**Requests:**
(A) Answer these questions using the biscuit tips:
(i) What oven temperature does the text recommend for baking biscuits?
(ii) For about how long should the mixture be chilled in the freezer if the butter starts to soften?
(iii) According to Scott Peacock's first tip, when should flour be measured?
(B) From the biscuit tips, extract everything from "Flaky, buttery, tender" down to "and flaky biscuits.", copying it word for word.

**Excerpted text:**
Savory Cheese and Chive Biscuits - Everyday Food with Sarah Carey




9 Tips for Baking the Best Biscuits Ever

November  2015

 


Flaky, buttery, tender homemade biscuits are delicious for breakfast with butter and preserves or honey. Enjoy a hearty brunch of biscuits with sausage gravy and fried eggs. Or serve biscuits as cocktail sandwiches, with thin shavings of ham and a dab of mustard. Sweet or savory, you just can’t go wrong.
Biscuits have only a few ingredients and are so simple to make. The way you handle the dough makes all the difference. Follow these tips for a foolproof batch of light and flaky biscuits.
• Always start with well-chilled butter when mixing, and work quickly to keep it from melting. If the butter starts to soften while you are cutting it into the dry ingredients, chill the mixture in the freezer for about 10 minutes before proceeding.
• Don’t overmix the ingredients — or overwork the dough. Both mistakes can result in tough biscuits. In fact, the butter should remain in small pieces (rather than be mixed to the point of creaminess).
• Bake the biscuits in a hot oven — 400 degrees or higher. This ensures that the bits of butter melt quickly, creating the steam that lifts the dough and adds height to the flaky layers.
• If you plan to serve biscuits to guests in the morning, you can mix the dry ingredients with the butter and chill overnight, and then add the buttermilk and mix the dough the next morning.






Southern chef and cookbook author Scott Peacock is famous for his airy, flaky, tender buttermilk biscuits. Here are his tips for transcendent biscuits:
Tip 1:  Always measure the flour after sifting it, not before.

**Extracted information:**
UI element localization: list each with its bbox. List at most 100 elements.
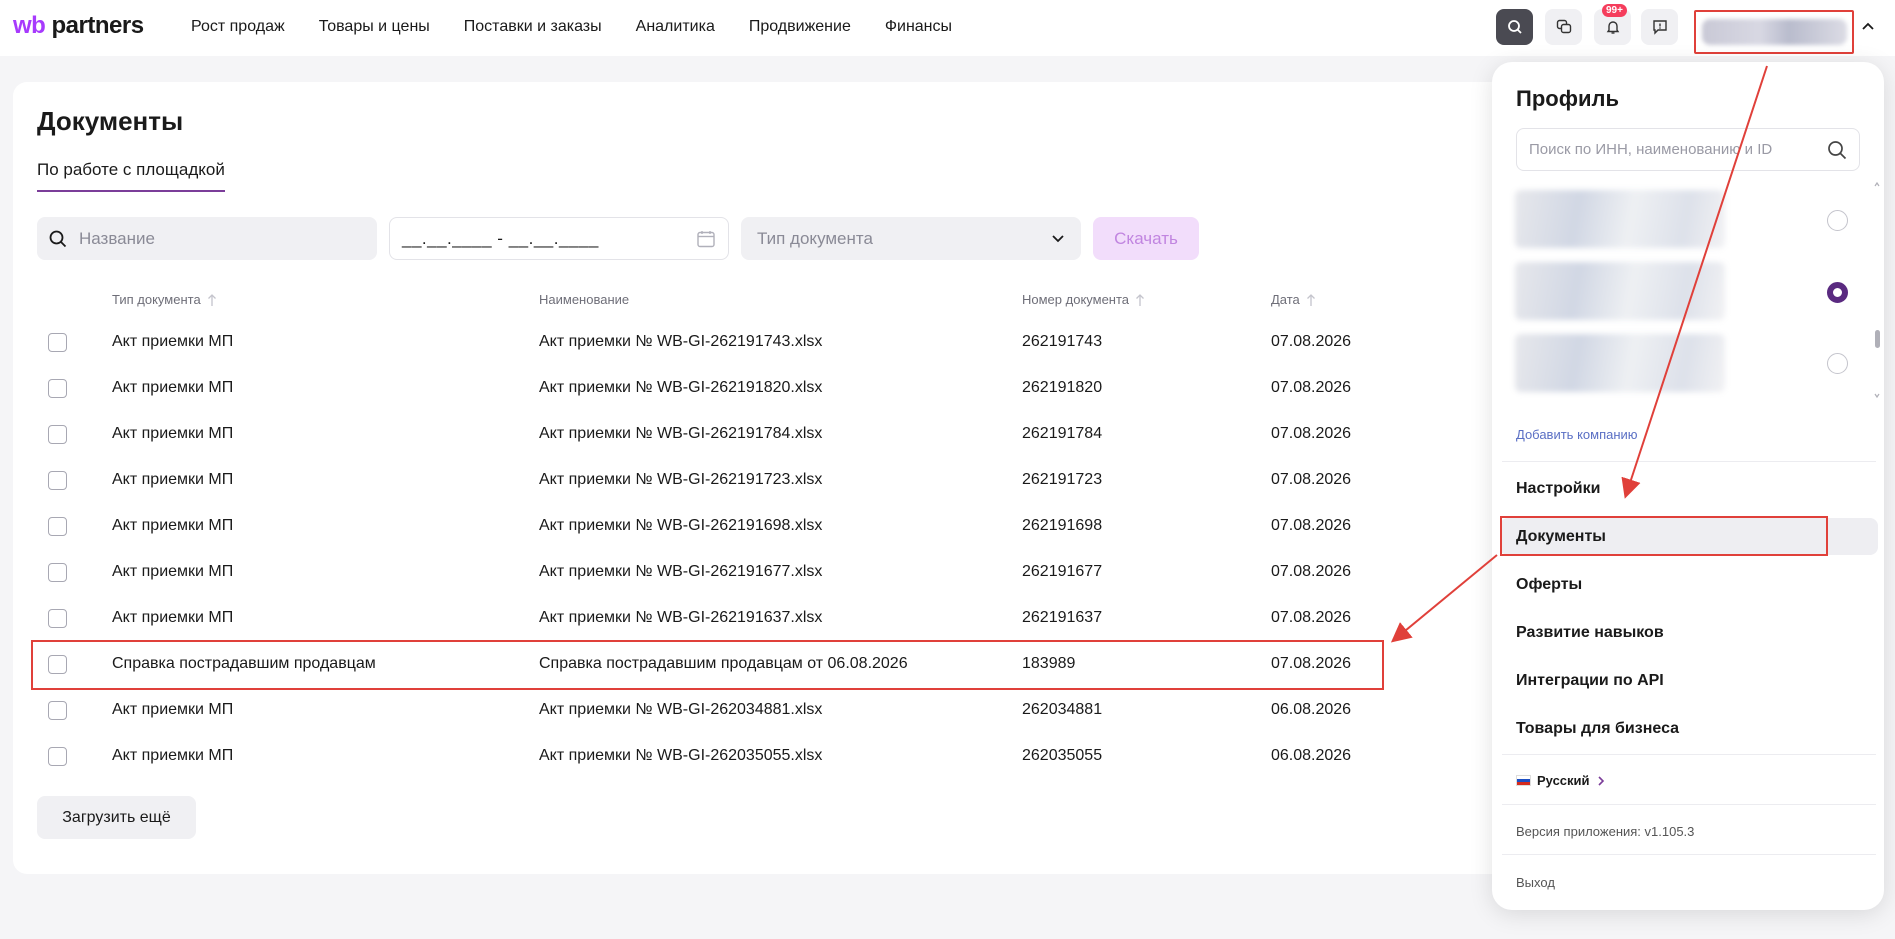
header-search-button[interactable]	[1496, 9, 1533, 45]
chevron-down-icon	[1052, 234, 1064, 242]
cell-type: Акт приемки МП	[112, 333, 234, 350]
company-list-scrollbar[interactable]	[1874, 178, 1880, 403]
download-button[interactable]: Скачать	[1093, 217, 1199, 260]
cell-name[interactable]: Акт приемки № WB-GI-262191698.xlsx	[539, 517, 822, 535]
date-range-field[interactable]: __.__.____ - __.__.____	[389, 217, 729, 260]
cell-number: 262191637	[1022, 609, 1103, 626]
cell-name[interactable]: Акт приемки № WB-GI-262191677.xlsx	[539, 563, 822, 581]
nav-item-promotion[interactable]: Продвижение	[749, 18, 851, 36]
cell-name[interactable]: Акт приемки № WB-GI-262035055.xlsx	[539, 747, 822, 765]
cell-type: Акт приемки МП	[112, 609, 234, 626]
row-checkbox[interactable]	[48, 655, 67, 674]
cell-date: 07.08.2026	[1271, 517, 1352, 534]
company-radio[interactable]	[1827, 210, 1848, 231]
cell-name[interactable]: Акт приемки № WB-GI-262191723.xlsx	[539, 471, 822, 489]
column-header-date[interactable]: Дата	[1271, 292, 1316, 307]
sort-arrow-icon	[207, 293, 216, 306]
notifications-badge: 99+	[1602, 4, 1627, 17]
profile-search-input[interactable]	[1529, 141, 1809, 158]
cell-number: 262191677	[1022, 563, 1103, 580]
nav-item-sales-growth[interactable]: Рост продаж	[191, 18, 285, 36]
column-header-name: Наименование	[539, 292, 630, 307]
row-checkbox[interactable]	[48, 747, 67, 766]
row-checkbox[interactable]	[48, 425, 67, 444]
language-selector[interactable]: Русский	[1516, 773, 1606, 788]
table-row-highlighted[interactable]: Справка пострадавшим продавцам Справка п…	[31, 640, 1384, 690]
cell-name[interactable]: Справка пострадавшим продавцам от 06.08.…	[539, 655, 908, 673]
menu-item-api-integrations[interactable]: Интеграции по API	[1516, 672, 1664, 690]
cell-name[interactable]: Акт приемки № WB-GI-262034881.xlsx	[539, 701, 822, 719]
table-row[interactable]: Акт приемки МП Акт приемки № WB-GI-26219…	[37, 320, 1377, 366]
chevron-up-icon[interactable]	[1858, 16, 1878, 36]
logout-link[interactable]: Выход	[1516, 875, 1555, 890]
row-checkbox[interactable]	[48, 701, 67, 720]
name-search-input[interactable]	[79, 228, 349, 249]
profile-search-field[interactable]	[1516, 128, 1860, 171]
chat-icon	[1556, 19, 1571, 34]
wb-partners-logo[interactable]: wb partners	[13, 12, 144, 40]
column-header-type[interactable]: Тип документа	[112, 292, 217, 307]
cell-date: 07.08.2026	[1271, 563, 1352, 580]
cell-date: 06.08.2026	[1271, 701, 1352, 718]
cell-number: 262191784	[1022, 425, 1103, 442]
cell-date: 07.08.2026	[1271, 425, 1352, 442]
table-row[interactable]: Акт приемки МП Акт приемки № WB-GI-26219…	[37, 596, 1377, 642]
row-checkbox[interactable]	[48, 471, 67, 490]
company-radio[interactable]	[1827, 353, 1848, 374]
page-title: Документы	[37, 106, 184, 136]
table-row[interactable]: Акт приемки МП Акт приемки № WB-GI-26219…	[37, 412, 1377, 458]
add-company-link[interactable]: Добавить компанию	[1516, 427, 1638, 442]
menu-item-skills[interactable]: Развитие навыков	[1516, 624, 1664, 642]
nav-item-products-prices[interactable]: Товары и цены	[319, 18, 430, 36]
load-more-button[interactable]: Загрузить ещё	[37, 796, 196, 839]
cell-name[interactable]: Акт приемки № WB-GI-262191637.xlsx	[539, 609, 822, 627]
cell-name[interactable]: Акт приемки № WB-GI-262191820.xlsx	[539, 379, 822, 397]
cell-date: 07.08.2026	[1271, 379, 1352, 396]
table-row[interactable]: Акт приемки МП Акт приемки № WB-GI-26219…	[37, 550, 1377, 596]
cell-type: Акт приемки МП	[112, 747, 234, 764]
company-item-blurred[interactable]	[1515, 190, 1725, 248]
divider	[1502, 754, 1876, 755]
tab-platform-work[interactable]: По работе с площадкой	[37, 160, 225, 192]
cell-name[interactable]: Акт приемки № WB-GI-262191784.xlsx	[539, 425, 822, 443]
row-checkbox[interactable]	[48, 609, 67, 628]
row-checkbox[interactable]	[48, 517, 67, 536]
menu-item-settings[interactable]: Настройки	[1516, 480, 1600, 498]
company-item-blurred[interactable]	[1515, 334, 1725, 392]
company-radio-selected[interactable]	[1827, 282, 1848, 303]
row-checkbox[interactable]	[48, 563, 67, 582]
account-name-blurred	[1701, 19, 1847, 45]
name-search-field[interactable]	[37, 217, 377, 260]
document-type-select[interactable]: Тип документа	[741, 217, 1081, 260]
column-header-number[interactable]: Номер документа	[1022, 292, 1145, 307]
table-row[interactable]: Акт приемки МП Акт приемки № WB-GI-26219…	[37, 458, 1377, 504]
calendar-icon[interactable]	[696, 229, 716, 249]
cell-type: Акт приемки МП	[112, 425, 234, 442]
nav-item-finance[interactable]: Финансы	[885, 18, 952, 36]
cell-number: 262034881	[1022, 701, 1103, 718]
table-row[interactable]: Акт приемки МП Акт приемки № WB-GI-26203…	[37, 734, 1377, 780]
scrollbar-thumb[interactable]	[1875, 330, 1880, 348]
cell-date: 06.08.2026	[1271, 747, 1352, 764]
menu-item-offers[interactable]: Оферты	[1516, 576, 1582, 594]
cell-date: 07.08.2026	[1271, 471, 1352, 488]
row-checkbox[interactable]	[48, 333, 67, 352]
russia-flag-icon	[1516, 775, 1531, 786]
table-row[interactable]: Акт приемки МП Акт приемки № WB-GI-26219…	[37, 366, 1377, 412]
header-chat-button[interactable]	[1545, 9, 1582, 45]
nav-item-analytics[interactable]: Аналитика	[636, 18, 715, 36]
table-row[interactable]: Акт приемки МП Акт приемки № WB-GI-26219…	[37, 504, 1377, 550]
menu-item-business-products[interactable]: Товары для бизнеса	[1516, 720, 1679, 738]
row-checkbox[interactable]	[48, 379, 67, 398]
cell-type: Акт приемки МП	[112, 517, 234, 534]
bell-icon	[1606, 21, 1619, 34]
cell-type: Акт приемки МП	[112, 471, 234, 488]
sort-arrow-icon	[1306, 293, 1315, 306]
nav-item-supplies-orders[interactable]: Поставки и заказы	[464, 18, 602, 36]
cell-name[interactable]: Акт приемки № WB-GI-262191743.xlsx	[539, 333, 822, 351]
account-switcher[interactable]	[1694, 10, 1854, 54]
header-feedback-button[interactable]	[1641, 9, 1678, 45]
company-item-blurred[interactable]	[1515, 262, 1725, 320]
table-row[interactable]: Акт приемки МП Акт приемки № WB-GI-26203…	[37, 688, 1377, 734]
sort-arrow-icon	[1136, 293, 1144, 306]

**Solutions to the tasks:**
(A)
(i) 400 degrees or higher.
(ii) About 10 minutes.
(iii) After sifting it, not before.

(B)
Flaky, buttery, tender homemade biscuits are delicious for breakfast with butter and preserves or honey. Enjoy a hearty brunch of biscuits with sausage gravy and fried eggs. Or serve biscuits as cocktail sandwiches, with thin shavings of ham and a dab of mustard. Sweet or savory, you just can’t go wrong.
Biscuits have only a few ingredients and are so simple to make. The way you handle the dough makes all the difference. Follow these tips for a foolproof batch of light and flaky biscuits.